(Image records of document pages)
---
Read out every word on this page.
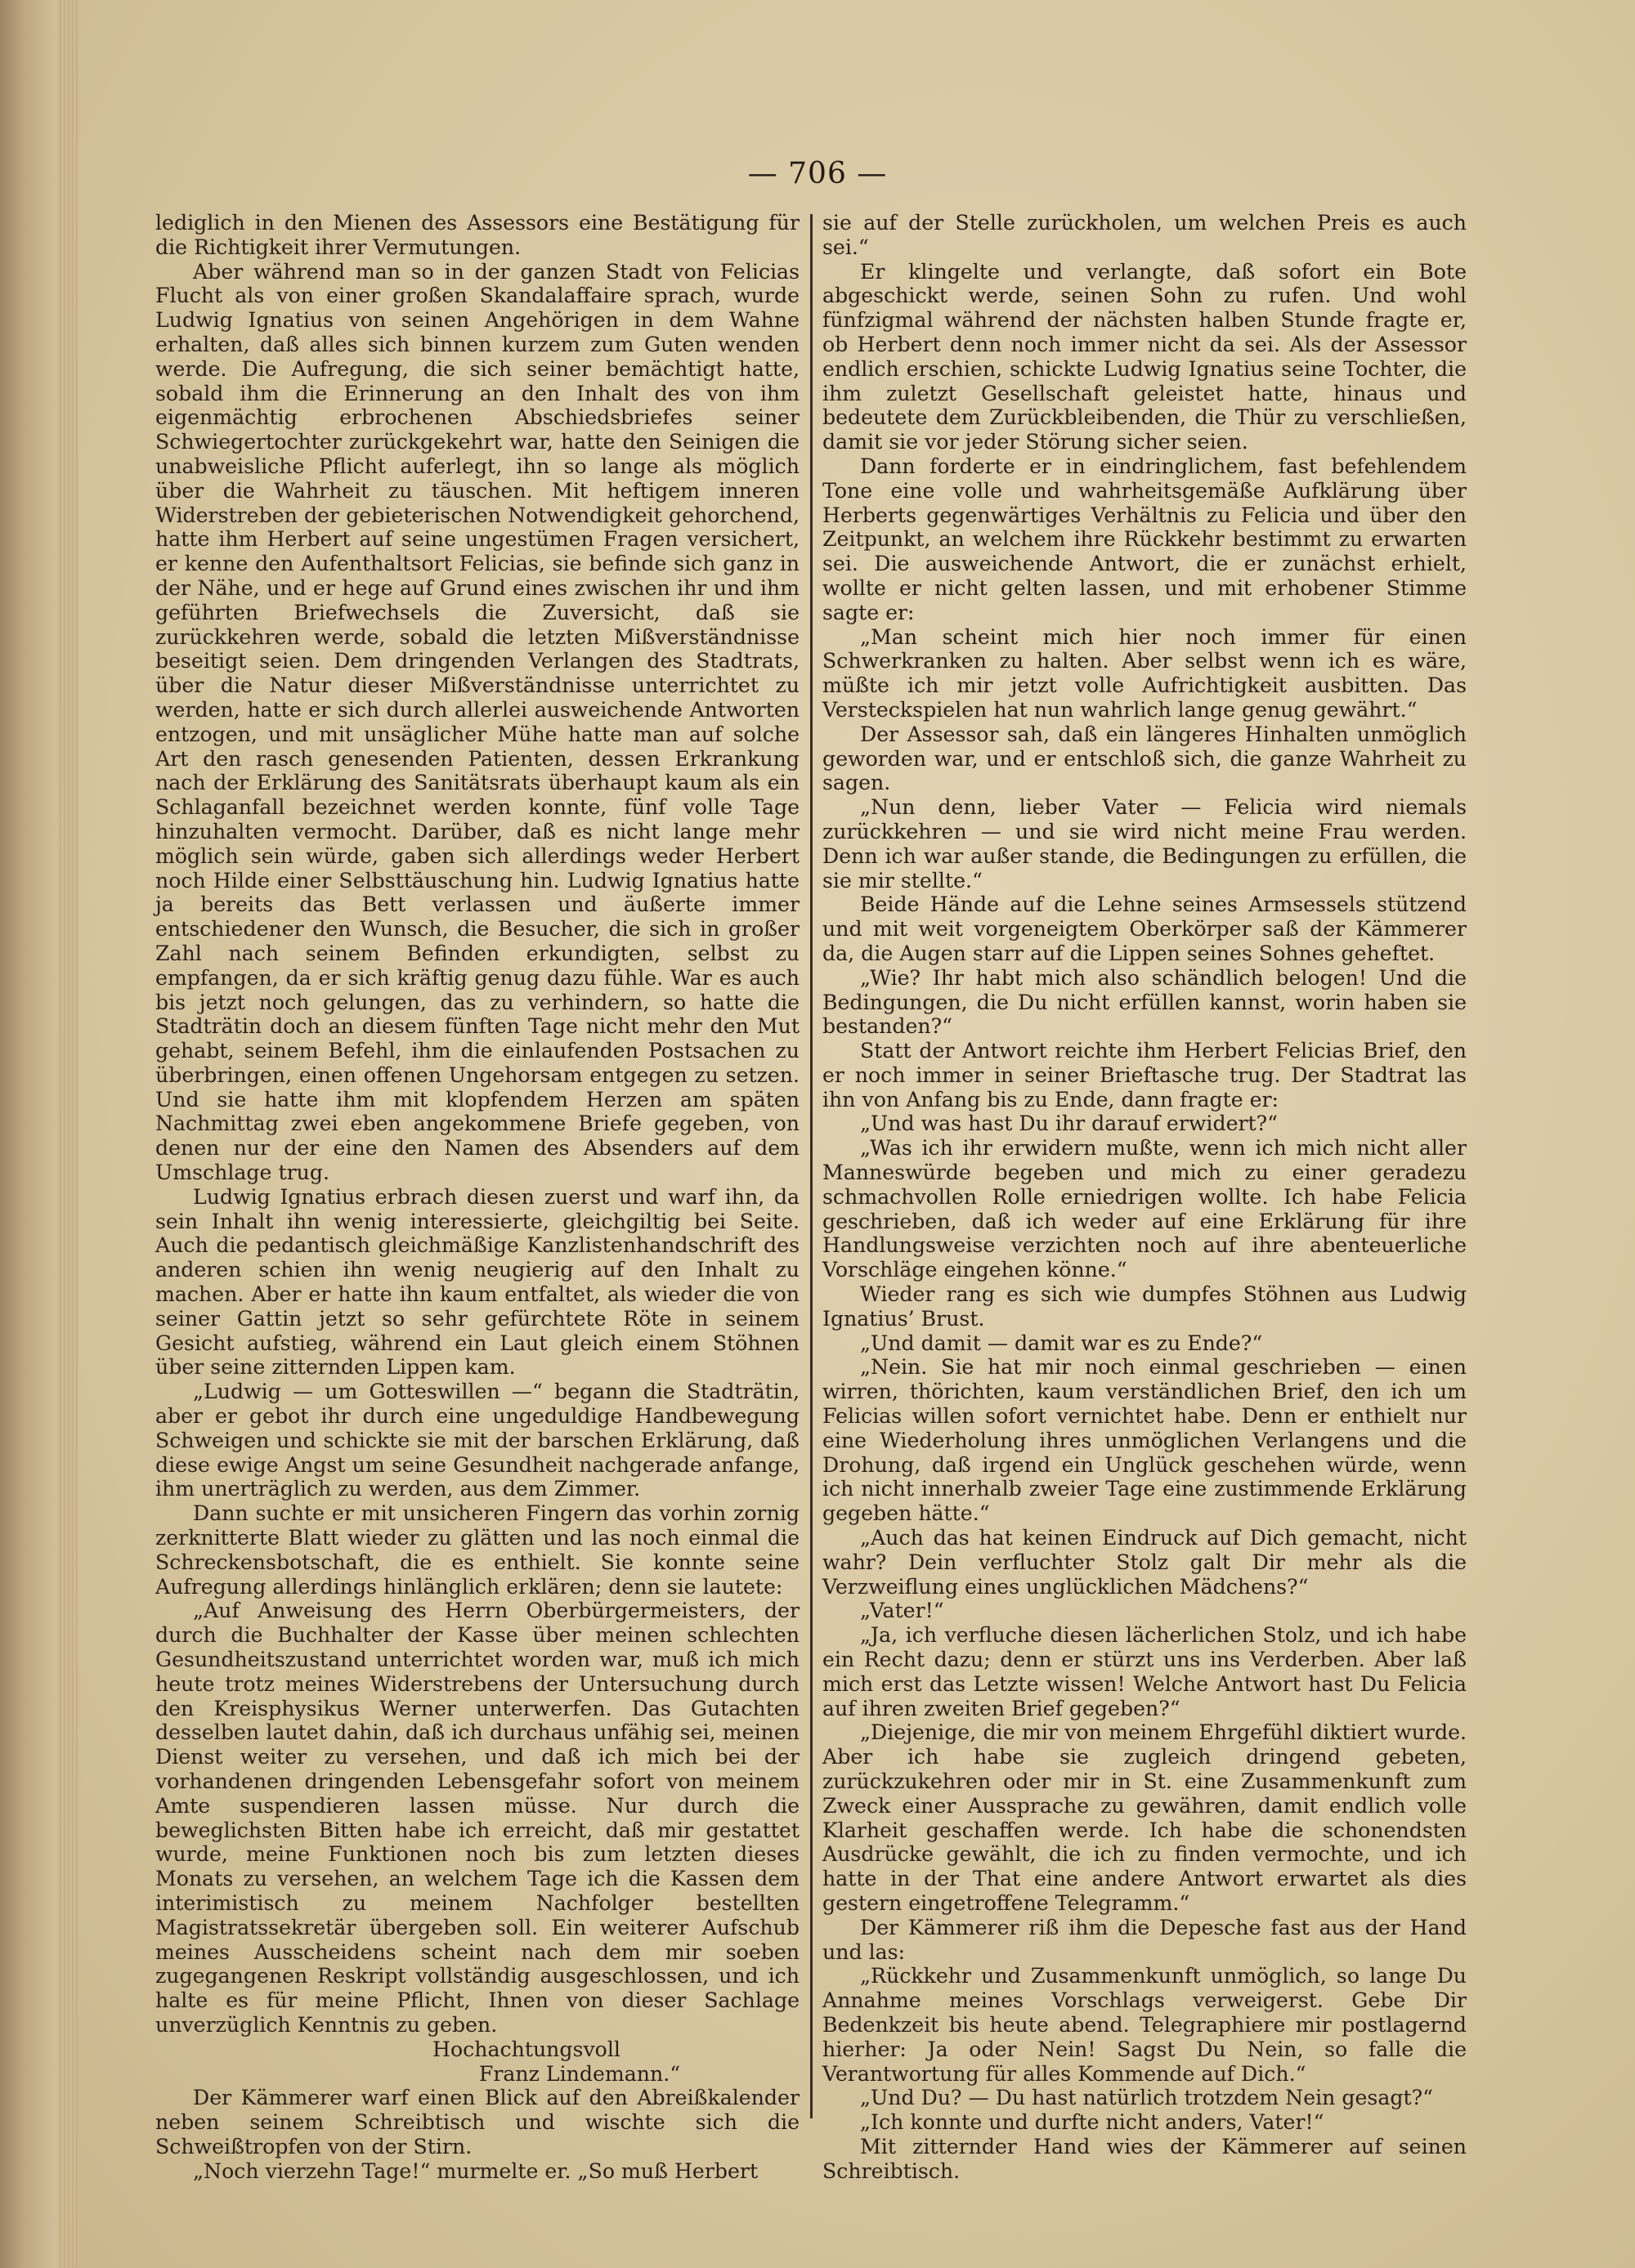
— 706 —

lediglich in den Mienen des Assessors eine Bestätigung für die Richtigkeit ihrer Vermutungen.

Aber während man so in der ganzen Stadt von Felicias Flucht als von einer großen Skandalaffaire sprach, wurde Ludwig Ignatius von seinen Angehörigen in dem Wahne erhalten, daß alles sich binnen kurzem zum Guten wenden werde. Die Aufregung, die sich seiner bemächtigt hatte, sobald ihm die Erinnerung an den Inhalt des von ihm eigenmächtig erbrochenen Abschiedsbriefes seiner Schwiegertochter zurückgekehrt war, hatte den Seinigen die unabweisliche Pflicht auferlegt, ihn so lange als möglich über die Wahrheit zu täuschen. Mit heftigem inneren Widerstreben der gebieterischen Notwendigkeit gehorchend, hatte ihm Herbert auf seine ungestümen Fragen versichert, er kenne den Aufenthaltsort Felicias, sie befinde sich ganz in der Nähe, und er hege auf Grund eines zwischen ihr und ihm geführten Briefwechsels die Zuversicht, daß sie zurückkehren werde, sobald die letzten Mißverständnisse beseitigt seien. Dem dringenden Verlangen des Stadtrats, über die Natur dieser Mißverständnisse unterrichtet zu werden, hatte er sich durch allerlei ausweichende Antworten entzogen, und mit unsäglicher Mühe hatte man auf solche Art den rasch genesenden Patienten, dessen Erkrankung nach der Erklärung des Sanitätsrats überhaupt kaum als ein Schlaganfall bezeichnet werden konnte, fünf volle Tage hinzuhalten vermocht. Darüber, daß es nicht lange mehr möglich sein würde, gaben sich allerdings weder Herbert noch Hilde einer Selbsttäuschung hin. Ludwig Ignatius hatte ja bereits das Bett verlassen und äußerte immer entschiedener den Wunsch, die Besucher, die sich in großer Zahl nach seinem Befinden erkundigten, selbst zu empfangen, da er sich kräftig genug dazu fühle. War es auch bis jetzt noch gelungen, das zu verhindern, so hatte die Stadträtin doch an diesem fünften Tage nicht mehr den Mut gehabt, seinem Befehl, ihm die einlaufenden Postsachen zu überbringen, einen offenen Ungehorsam entgegen zu setzen. Und sie hatte ihm mit klopfendem Herzen am späten Nachmittag zwei eben angekommene Briefe gegeben, von denen nur der eine den Namen des Absenders auf dem Umschlage trug.

Ludwig Ignatius erbrach diesen zuerst und warf ihn, da sein Inhalt ihn wenig interessierte, gleichgiltig bei Seite. Auch die pedantisch gleichmäßige Kanzlistenhandschrift des anderen schien ihn wenig neugierig auf den Inhalt zu machen. Aber er hatte ihn kaum entfaltet, als wieder die von seiner Gattin jetzt so sehr gefürchtete Röte in seinem Gesicht aufstieg, während ein Laut gleich einem Stöhnen über seine zitternden Lippen kam.

„Ludwig — um Gotteswillen —“ begann die Stadträtin, aber er gebot ihr durch eine ungeduldige Handbewegung Schweigen und schickte sie mit der barschen Erklärung, daß diese ewige Angst um seine Gesundheit nachgerade anfange, ihm unerträglich zu werden, aus dem Zimmer.

Dann suchte er mit unsicheren Fingern das vorhin zornig zerknitterte Blatt wieder zu glätten und las noch einmal die Schreckensbotschaft, die es enthielt. Sie konnte seine Aufregung allerdings hinlänglich erklären; denn sie lautete:

„Auf Anweisung des Herrn Oberbürgermeisters, der durch die Buchhalter der Kasse über meinen schlechten Gesundheitszustand unterrichtet worden war, muß ich mich heute trotz meines Widerstrebens der Untersuchung durch den Kreisphysikus Werner unterwerfen. Das Gutachten desselben lautet dahin, daß ich durchaus unfähig sei, meinen Dienst weiter zu versehen, und daß ich mich bei der vorhandenen dringenden Lebensgefahr sofort von meinem Amte suspendieren lassen müsse. Nur durch die beweglichsten Bitten habe ich erreicht, daß mir gestattet wurde, meine Funktionen noch bis zum letzten dieses Monats zu versehen, an welchem Tage ich die Kassen dem interimistisch zu meinem Nachfolger bestellten Magistratssekretär übergeben soll. Ein weiterer Aufschub meines Ausscheidens scheint nach dem mir soeben zugegangenen Reskript vollständig ausgeschlossen, und ich halte es für meine Pflicht, Ihnen von dieser Sachlage unverzüglich Kenntnis zu geben.

Hochachtungsvoll

Franz Lindemann.“

Der Kämmerer warf einen Blick auf den Abreißkalender neben seinem Schreibtisch und wischte sich die Schweißtropfen von der Stirn.

„Noch vierzehn Tage!“ murmelte er. „So muß Herbert

sie auf der Stelle zurückholen, um welchen Preis es auch sei.“

Er klingelte und verlangte, daß sofort ein Bote abgeschickt werde, seinen Sohn zu rufen. Und wohl fünfzigmal während der nächsten halben Stunde fragte er, ob Herbert denn noch immer nicht da sei. Als der Assessor endlich erschien, schickte Ludwig Ignatius seine Tochter, die ihm zuletzt Gesellschaft geleistet hatte, hinaus und bedeutete dem Zurückbleibenden, die Thür zu verschließen, damit sie vor jeder Störung sicher seien.

Dann forderte er in eindringlichem, fast befehlendem Tone eine volle und wahrheitsgemäße Aufklärung über Herberts gegenwärtiges Verhältnis zu Felicia und über den Zeitpunkt, an welchem ihre Rückkehr bestimmt zu erwarten sei. Die ausweichende Antwort, die er zunächst erhielt, wollte er nicht gelten lassen, und mit erhobener Stimme sagte er:

„Man scheint mich hier noch immer für einen Schwerkranken zu halten. Aber selbst wenn ich es wäre, müßte ich mir jetzt volle Aufrichtigkeit ausbitten. Das Versteckspielen hat nun wahrlich lange genug gewährt.“

Der Assessor sah, daß ein längeres Hinhalten unmöglich geworden war, und er entschloß sich, die ganze Wahrheit zu sagen.

„Nun denn, lieber Vater — Felicia wird niemals zurückkehren — und sie wird nicht meine Frau werden. Denn ich war außer stande, die Bedingungen zu erfüllen, die sie mir stellte.“

Beide Hände auf die Lehne seines Armsessels stützend und mit weit vorgeneigtem Oberkörper saß der Kämmerer da, die Augen starr auf die Lippen seines Sohnes geheftet.

„Wie? Ihr habt mich also schändlich belogen! Und die Bedingungen, die Du nicht erfüllen kannst, worin haben sie bestanden?“

Statt der Antwort reichte ihm Herbert Felicias Brief, den er noch immer in seiner Brieftasche trug. Der Stadtrat las ihn von Anfang bis zu Ende, dann fragte er:

„Und was hast Du ihr darauf erwidert?“

„Was ich ihr erwidern mußte, wenn ich mich nicht aller Manneswürde begeben und mich zu einer geradezu schmachvollen Rolle erniedrigen wollte. Ich habe Felicia geschrieben, daß ich weder auf eine Erklärung für ihre Handlungsweise verzichten noch auf ihre abenteuerliche Vorschläge eingehen könne.“

Wieder rang es sich wie dumpfes Stöhnen aus Ludwig Ignatius’ Brust.

„Und damit — damit war es zu Ende?“

„Nein. Sie hat mir noch einmal geschrieben — einen wirren, thörichten, kaum verständlichen Brief, den ich um Felicias willen sofort vernichtet habe. Denn er enthielt nur eine Wiederholung ihres unmöglichen Verlangens und die Drohung, daß irgend ein Unglück geschehen würde, wenn ich nicht innerhalb zweier Tage eine zustimmende Erklärung gegeben hätte.“

„Auch das hat keinen Eindruck auf Dich gemacht, nicht wahr? Dein verfluchter Stolz galt Dir mehr als die Verzweiflung eines unglücklichen Mädchens?“

„Vater!“

„Ja, ich verfluche diesen lächerlichen Stolz, und ich habe ein Recht dazu; denn er stürzt uns ins Verderben. Aber laß mich erst das Letzte wissen! Welche Antwort hast Du Felicia auf ihren zweiten Brief gegeben?“

„Diejenige, die mir von meinem Ehrgefühl diktiert wurde. Aber ich habe sie zugleich dringend gebeten, zurückzukehren oder mir in St. eine Zusammenkunft zum Zweck einer Aussprache zu gewähren, damit endlich volle Klarheit geschaffen werde. Ich habe die schonendsten Ausdrücke gewählt, die ich zu finden vermochte, und ich hatte in der That eine andere Antwort erwartet als dies gestern eingetroffene Telegramm.“

Der Kämmerer riß ihm die Depesche fast aus der Hand und las:

„Rückkehr und Zusammenkunft unmöglich, so lange Du Annahme meines Vorschlags verweigerst. Gebe Dir Bedenkzeit bis heute abend. Telegraphiere mir postlagernd hierher: Ja oder Nein! Sagst Du Nein, so falle die Verantwortung für alles Kommende auf Dich.“

„Und Du? — Du hast natürlich trotzdem Nein gesagt?“

„Ich konnte und durfte nicht anders, Vater!“

Mit zitternder Hand wies der Kämmerer auf seinen Schreibtisch.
---
Task instructions – Which lines in the records above contain the word "Vater"? Copy each one.

Finished task –
„Nun denn, lieber Vater — Felicia wird niemals zurückkehren — und sie wird nicht meine Frau werden. Denn ich war außer stande, die Bedingungen zu erfüllen, die sie mir stellte.“
„Vater!“
„Ich konnte und durfte nicht anders, Vater!“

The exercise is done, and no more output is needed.